DESCRIPTION OF THE TASK>
Where a line contains the string "ARMA", copy that line.

━━━━

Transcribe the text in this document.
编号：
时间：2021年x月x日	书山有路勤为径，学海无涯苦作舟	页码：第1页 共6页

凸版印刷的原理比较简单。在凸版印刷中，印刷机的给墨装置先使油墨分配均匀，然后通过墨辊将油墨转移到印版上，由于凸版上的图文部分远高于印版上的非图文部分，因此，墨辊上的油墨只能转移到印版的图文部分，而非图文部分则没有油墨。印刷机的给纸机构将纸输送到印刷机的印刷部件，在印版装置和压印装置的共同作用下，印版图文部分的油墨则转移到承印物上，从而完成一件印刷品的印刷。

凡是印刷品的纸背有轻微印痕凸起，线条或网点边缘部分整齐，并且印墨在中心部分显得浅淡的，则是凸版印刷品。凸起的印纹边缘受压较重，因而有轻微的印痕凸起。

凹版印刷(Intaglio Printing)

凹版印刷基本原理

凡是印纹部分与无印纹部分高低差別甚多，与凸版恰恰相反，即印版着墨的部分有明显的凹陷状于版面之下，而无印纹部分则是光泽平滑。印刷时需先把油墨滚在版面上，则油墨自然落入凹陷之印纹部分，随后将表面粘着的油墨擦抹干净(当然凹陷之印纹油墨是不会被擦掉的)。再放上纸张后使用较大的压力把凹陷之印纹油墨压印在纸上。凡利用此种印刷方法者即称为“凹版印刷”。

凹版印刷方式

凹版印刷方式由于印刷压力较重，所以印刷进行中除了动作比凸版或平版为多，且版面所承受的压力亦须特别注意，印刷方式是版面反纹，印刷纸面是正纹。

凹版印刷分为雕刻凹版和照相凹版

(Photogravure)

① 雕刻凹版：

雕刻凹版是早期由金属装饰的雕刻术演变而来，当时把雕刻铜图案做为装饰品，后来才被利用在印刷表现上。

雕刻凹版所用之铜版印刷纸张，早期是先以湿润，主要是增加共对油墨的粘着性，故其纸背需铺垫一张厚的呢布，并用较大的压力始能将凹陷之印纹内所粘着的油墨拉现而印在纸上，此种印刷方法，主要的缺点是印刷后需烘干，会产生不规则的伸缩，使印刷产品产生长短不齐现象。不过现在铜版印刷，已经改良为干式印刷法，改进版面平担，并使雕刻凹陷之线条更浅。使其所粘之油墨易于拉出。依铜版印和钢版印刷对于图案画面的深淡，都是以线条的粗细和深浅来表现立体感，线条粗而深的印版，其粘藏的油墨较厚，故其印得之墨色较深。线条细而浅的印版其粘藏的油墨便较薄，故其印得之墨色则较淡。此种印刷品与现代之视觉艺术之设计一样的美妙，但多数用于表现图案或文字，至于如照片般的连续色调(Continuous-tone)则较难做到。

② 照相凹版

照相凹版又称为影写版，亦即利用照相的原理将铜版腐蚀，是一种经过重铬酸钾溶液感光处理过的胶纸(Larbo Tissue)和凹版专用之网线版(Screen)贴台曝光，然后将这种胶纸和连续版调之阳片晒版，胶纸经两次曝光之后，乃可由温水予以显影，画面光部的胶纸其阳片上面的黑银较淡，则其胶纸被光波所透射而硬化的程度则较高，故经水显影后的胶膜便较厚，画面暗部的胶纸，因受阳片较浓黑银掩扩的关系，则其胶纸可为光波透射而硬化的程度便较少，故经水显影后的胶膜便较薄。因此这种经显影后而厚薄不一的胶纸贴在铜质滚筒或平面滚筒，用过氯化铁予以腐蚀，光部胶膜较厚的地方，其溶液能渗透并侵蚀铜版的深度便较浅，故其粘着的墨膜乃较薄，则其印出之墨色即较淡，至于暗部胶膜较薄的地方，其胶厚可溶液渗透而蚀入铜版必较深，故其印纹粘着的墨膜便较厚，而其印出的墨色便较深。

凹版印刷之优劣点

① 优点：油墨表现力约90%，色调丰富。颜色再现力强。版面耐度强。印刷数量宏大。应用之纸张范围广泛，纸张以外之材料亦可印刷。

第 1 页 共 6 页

━━━━

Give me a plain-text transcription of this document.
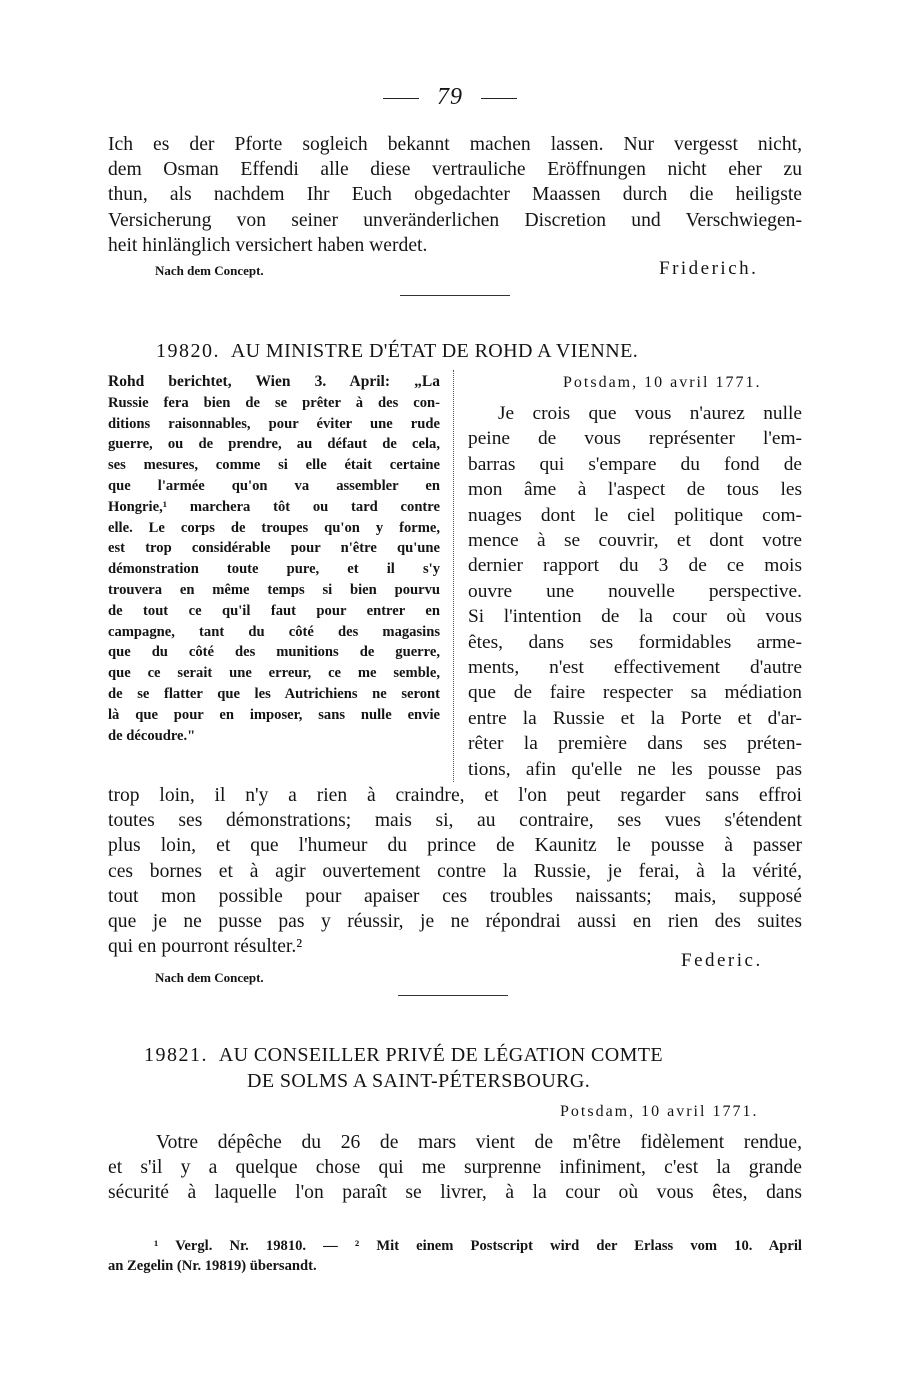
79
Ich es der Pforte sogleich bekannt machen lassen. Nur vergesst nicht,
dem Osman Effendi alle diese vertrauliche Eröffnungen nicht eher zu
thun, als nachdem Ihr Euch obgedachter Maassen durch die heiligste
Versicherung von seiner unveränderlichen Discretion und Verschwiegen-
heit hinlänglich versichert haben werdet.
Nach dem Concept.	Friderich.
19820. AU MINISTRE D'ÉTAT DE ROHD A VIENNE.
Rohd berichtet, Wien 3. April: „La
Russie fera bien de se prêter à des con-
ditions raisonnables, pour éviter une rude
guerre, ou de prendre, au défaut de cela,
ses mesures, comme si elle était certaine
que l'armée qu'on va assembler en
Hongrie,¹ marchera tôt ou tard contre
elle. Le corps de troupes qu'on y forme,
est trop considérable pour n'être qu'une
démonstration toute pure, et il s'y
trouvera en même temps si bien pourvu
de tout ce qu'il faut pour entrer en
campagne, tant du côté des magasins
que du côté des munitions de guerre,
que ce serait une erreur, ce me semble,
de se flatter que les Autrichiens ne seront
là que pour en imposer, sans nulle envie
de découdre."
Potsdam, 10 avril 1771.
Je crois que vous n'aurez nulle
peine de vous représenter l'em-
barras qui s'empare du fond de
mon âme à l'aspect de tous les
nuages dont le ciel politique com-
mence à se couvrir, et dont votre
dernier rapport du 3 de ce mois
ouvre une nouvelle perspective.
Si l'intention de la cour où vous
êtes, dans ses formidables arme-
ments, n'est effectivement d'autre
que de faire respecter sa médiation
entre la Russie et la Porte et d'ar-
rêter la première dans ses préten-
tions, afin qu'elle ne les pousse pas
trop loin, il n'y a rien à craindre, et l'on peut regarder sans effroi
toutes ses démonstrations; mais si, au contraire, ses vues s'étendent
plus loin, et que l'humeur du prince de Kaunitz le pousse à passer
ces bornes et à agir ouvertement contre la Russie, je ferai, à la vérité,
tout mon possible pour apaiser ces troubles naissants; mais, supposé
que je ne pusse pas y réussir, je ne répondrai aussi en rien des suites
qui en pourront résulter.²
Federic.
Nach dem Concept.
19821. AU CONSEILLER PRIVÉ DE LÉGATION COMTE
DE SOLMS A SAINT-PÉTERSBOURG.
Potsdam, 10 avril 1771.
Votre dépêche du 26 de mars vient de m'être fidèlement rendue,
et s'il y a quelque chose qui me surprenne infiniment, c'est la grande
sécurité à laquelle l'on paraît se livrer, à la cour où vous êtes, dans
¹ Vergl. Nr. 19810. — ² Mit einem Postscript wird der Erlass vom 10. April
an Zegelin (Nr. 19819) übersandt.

━━━━

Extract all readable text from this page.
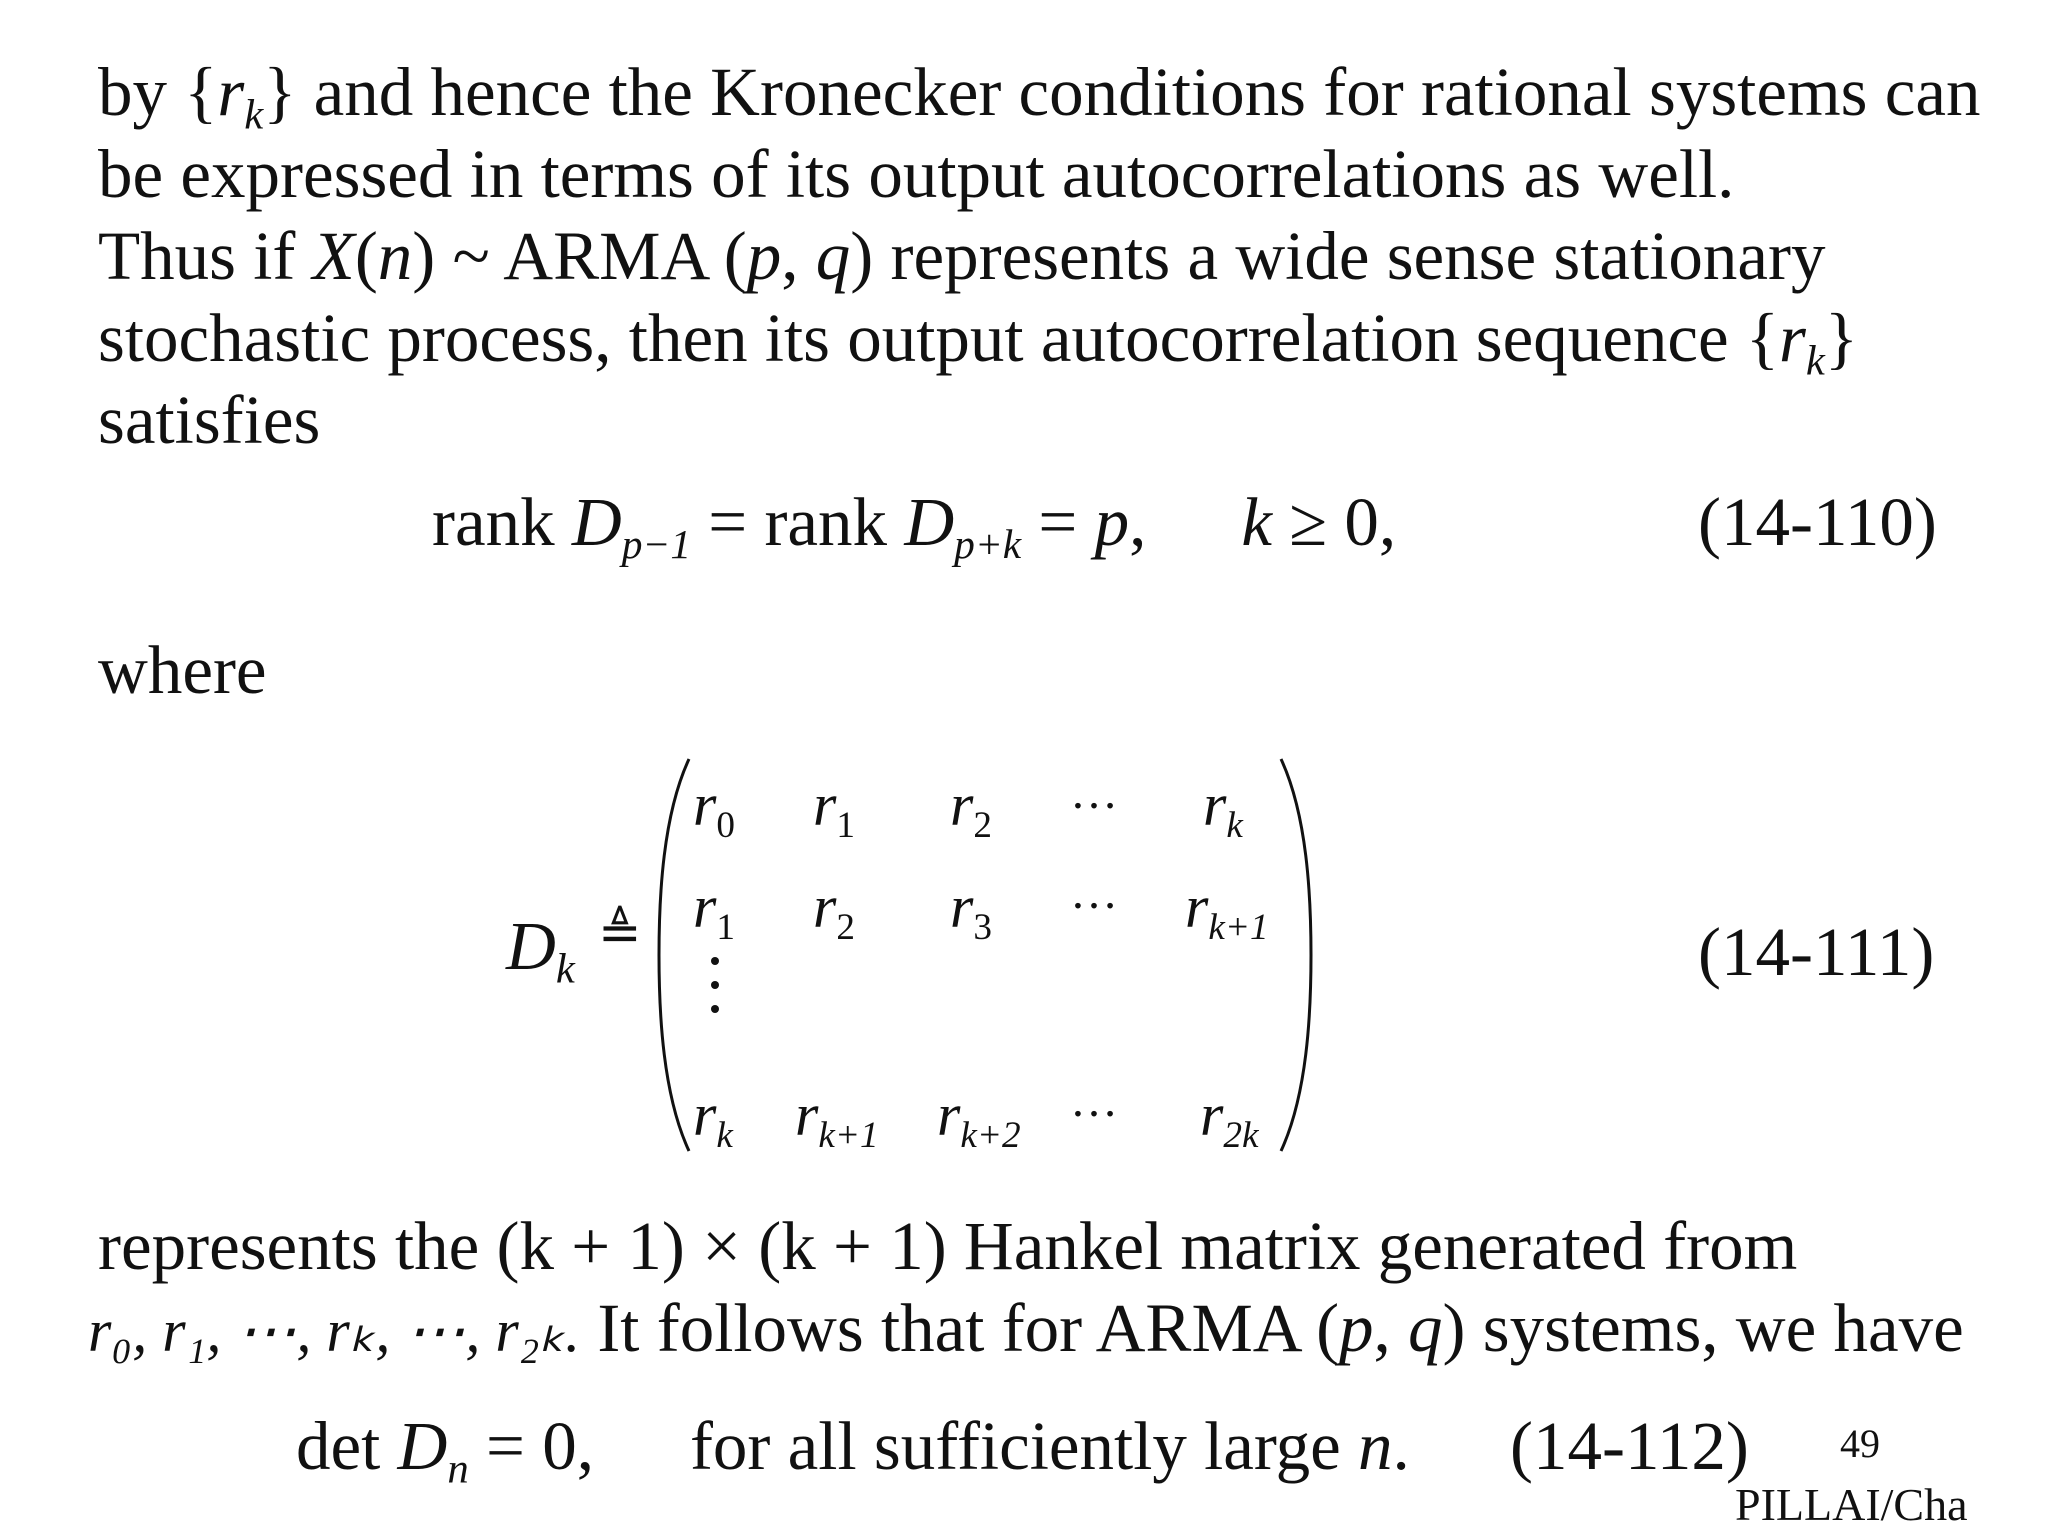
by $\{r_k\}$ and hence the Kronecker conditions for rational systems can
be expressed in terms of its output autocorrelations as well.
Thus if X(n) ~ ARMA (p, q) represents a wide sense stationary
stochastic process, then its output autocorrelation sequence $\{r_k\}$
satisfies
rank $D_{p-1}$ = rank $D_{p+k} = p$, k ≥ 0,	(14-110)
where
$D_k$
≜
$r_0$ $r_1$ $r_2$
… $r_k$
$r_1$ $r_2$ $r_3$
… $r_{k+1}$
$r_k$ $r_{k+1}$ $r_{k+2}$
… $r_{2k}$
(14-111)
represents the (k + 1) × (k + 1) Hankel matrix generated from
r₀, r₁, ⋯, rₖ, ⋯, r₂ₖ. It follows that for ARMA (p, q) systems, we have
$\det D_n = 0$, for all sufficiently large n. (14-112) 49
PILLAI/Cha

━━━━

RESPONSE BELOW>
Thus if X(n) ~ ARMA (p, q) represents a wide sense stationary
r₀, r₁, ⋯, rₖ, ⋯, r₂ₖ. It follows that for ARMA (p, q) systems, we have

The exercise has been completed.